§ Required task:
Count the lines below that contain the word "color", and reply with only that number.

□ □ □ □

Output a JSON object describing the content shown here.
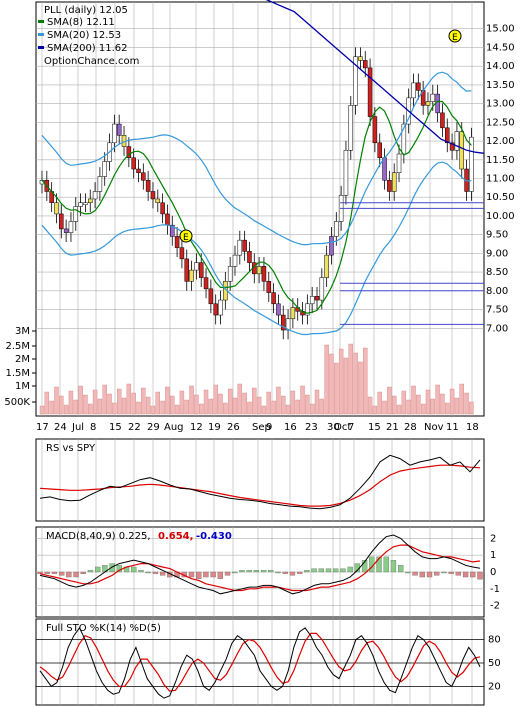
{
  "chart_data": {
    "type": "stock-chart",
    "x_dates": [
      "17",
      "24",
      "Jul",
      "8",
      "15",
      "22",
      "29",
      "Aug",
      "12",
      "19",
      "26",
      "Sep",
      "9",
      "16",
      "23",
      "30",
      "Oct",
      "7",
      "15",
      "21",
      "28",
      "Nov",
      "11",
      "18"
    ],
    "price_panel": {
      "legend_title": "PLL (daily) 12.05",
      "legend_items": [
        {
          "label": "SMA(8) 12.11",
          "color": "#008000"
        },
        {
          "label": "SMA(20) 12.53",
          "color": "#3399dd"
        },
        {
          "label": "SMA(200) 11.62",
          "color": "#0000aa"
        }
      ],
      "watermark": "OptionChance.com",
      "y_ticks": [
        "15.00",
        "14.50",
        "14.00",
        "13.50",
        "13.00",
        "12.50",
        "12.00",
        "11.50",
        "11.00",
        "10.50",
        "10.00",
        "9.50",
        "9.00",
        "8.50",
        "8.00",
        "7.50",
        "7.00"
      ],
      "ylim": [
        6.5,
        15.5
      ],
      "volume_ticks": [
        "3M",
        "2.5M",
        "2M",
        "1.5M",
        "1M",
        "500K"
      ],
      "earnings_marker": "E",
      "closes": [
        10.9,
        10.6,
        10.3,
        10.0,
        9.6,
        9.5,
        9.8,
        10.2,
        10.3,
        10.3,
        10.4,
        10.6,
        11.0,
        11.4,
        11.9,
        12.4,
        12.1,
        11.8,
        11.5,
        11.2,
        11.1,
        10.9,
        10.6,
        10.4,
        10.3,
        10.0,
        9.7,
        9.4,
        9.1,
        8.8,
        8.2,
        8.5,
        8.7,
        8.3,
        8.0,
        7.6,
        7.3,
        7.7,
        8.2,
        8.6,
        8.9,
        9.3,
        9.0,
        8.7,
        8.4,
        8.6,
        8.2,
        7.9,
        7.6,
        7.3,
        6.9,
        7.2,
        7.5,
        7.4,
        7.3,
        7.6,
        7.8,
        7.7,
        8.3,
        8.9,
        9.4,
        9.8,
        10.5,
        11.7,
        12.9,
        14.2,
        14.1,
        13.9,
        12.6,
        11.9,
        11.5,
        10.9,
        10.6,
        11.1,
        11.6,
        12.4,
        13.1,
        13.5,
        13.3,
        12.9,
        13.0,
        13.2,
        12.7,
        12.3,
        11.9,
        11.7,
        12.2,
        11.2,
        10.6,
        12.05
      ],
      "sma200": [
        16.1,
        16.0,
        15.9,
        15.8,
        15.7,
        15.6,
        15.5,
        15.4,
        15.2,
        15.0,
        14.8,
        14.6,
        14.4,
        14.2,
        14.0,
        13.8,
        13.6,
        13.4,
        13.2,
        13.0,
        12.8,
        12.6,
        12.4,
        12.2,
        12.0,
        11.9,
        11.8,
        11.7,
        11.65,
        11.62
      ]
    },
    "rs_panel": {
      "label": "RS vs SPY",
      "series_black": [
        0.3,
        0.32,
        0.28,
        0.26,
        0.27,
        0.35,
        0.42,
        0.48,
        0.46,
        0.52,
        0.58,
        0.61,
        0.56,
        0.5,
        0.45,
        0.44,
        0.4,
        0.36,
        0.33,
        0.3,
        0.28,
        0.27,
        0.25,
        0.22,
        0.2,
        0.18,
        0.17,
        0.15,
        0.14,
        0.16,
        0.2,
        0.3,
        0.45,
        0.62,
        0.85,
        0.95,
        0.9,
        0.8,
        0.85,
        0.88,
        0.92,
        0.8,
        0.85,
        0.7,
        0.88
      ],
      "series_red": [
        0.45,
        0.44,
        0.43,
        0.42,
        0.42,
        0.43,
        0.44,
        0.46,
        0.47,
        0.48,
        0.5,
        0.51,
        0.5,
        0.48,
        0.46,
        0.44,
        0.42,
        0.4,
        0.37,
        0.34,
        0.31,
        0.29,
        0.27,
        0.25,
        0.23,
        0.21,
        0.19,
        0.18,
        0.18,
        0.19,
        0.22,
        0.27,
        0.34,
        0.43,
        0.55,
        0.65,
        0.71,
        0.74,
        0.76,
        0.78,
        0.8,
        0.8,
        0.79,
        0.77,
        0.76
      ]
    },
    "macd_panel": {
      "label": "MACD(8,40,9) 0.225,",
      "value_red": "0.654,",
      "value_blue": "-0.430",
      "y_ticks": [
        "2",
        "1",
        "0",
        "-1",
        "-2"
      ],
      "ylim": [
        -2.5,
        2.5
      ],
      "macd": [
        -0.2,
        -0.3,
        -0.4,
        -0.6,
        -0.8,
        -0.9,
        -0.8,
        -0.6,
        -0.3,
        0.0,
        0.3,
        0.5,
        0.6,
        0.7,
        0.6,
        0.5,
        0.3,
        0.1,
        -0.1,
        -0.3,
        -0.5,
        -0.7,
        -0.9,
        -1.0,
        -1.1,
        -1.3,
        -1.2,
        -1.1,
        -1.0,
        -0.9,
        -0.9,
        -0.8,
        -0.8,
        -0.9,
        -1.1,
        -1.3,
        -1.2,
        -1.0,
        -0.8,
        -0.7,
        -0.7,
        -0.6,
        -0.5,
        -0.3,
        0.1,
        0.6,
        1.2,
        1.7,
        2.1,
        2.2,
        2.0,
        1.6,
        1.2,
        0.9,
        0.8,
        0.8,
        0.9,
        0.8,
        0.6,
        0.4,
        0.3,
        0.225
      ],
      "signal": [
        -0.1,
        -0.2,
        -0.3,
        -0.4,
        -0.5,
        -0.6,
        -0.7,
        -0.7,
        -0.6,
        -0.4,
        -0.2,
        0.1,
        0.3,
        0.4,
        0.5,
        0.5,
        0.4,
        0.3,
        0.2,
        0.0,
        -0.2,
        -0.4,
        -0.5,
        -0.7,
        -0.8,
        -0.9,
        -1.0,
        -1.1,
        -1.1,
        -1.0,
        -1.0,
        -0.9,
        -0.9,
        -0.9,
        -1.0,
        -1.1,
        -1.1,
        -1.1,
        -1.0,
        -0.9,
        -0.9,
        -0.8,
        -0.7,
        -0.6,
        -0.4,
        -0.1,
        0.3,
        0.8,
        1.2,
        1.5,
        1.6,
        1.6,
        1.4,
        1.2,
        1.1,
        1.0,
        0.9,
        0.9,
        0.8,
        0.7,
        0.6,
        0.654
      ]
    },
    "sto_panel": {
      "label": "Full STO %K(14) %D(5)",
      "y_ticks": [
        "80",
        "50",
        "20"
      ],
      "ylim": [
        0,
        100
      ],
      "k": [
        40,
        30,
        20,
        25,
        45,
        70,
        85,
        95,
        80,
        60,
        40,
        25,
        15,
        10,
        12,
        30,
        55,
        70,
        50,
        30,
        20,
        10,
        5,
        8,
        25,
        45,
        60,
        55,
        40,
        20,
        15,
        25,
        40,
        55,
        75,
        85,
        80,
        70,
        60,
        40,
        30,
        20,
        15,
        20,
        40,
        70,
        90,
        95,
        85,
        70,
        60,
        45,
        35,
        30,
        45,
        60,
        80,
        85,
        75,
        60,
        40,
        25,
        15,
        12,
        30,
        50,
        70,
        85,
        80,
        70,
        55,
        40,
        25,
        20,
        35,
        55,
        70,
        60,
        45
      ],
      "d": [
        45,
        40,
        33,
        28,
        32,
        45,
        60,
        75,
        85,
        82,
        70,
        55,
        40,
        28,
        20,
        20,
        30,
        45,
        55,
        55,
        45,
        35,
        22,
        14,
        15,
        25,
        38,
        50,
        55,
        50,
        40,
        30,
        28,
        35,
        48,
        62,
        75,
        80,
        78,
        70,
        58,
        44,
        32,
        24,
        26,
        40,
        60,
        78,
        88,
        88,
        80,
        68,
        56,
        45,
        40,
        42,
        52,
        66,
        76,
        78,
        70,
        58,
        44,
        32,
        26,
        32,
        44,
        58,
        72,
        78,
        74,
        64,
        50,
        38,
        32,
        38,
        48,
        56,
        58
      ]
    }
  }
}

□ □ □ □

§ Answer to this task:
3